*WRITTEN EXERCISE*: Retype the full set of records. Keep every character identical.

*EXTRACTED RECORDS*:
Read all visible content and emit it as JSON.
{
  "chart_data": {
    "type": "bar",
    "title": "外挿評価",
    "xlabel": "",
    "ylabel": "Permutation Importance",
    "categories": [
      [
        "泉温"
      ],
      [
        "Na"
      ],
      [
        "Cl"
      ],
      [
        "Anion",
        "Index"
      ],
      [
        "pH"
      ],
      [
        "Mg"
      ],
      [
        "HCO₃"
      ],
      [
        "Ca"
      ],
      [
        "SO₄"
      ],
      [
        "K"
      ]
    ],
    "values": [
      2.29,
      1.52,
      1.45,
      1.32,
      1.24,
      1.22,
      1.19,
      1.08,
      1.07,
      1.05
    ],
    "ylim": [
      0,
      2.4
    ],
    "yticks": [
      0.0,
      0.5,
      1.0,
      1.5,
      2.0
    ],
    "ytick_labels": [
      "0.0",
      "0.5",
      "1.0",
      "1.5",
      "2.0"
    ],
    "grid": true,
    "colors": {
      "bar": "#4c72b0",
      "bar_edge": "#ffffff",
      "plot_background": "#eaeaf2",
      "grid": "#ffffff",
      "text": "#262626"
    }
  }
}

*WRITTEN ANSWER*:
Read all visible content and emit it as JSON.
{
  "chart_data": {
    "type": "bar",
    "title": "外挿評価",
    "xlabel": "",
    "ylabel": "Permutation Importance",
    "categories": [
      [
        "泉温"
      ],
      [
        "Na"
      ],
      [
        "Cl"
      ],
      [
        "Anion",
        "Index"
      ],
      [
        "pH"
      ],
      [
        "Mg"
      ],
      [
        "HCO₃"
      ],
      [
        "Ca"
      ],
      [
        "SO₄"
      ],
      [
        "K"
      ]
    ],
    "values": [
      2.29,
      1.52,
      1.45,
      1.32,
      1.24,
      1.22,
      1.19,
      1.08,
      1.07,
      1.05
    ],
    "ylim": [
      0,
      2.4
    ],
    "yticks": [
      0.0,
      0.5,
      1.0,
      1.5,
      2.0
    ],
    "ytick_labels": [
      "0.0",
      "0.5",
      "1.0",
      "1.5",
      "2.0"
    ],
    "grid": true,
    "colors": {
      "bar": "#4c72b0",
      "bar_edge": "#ffffff",
      "plot_background": "#eaeaf2",
      "grid": "#ffffff",
      "text": "#262626"
    }
  }
}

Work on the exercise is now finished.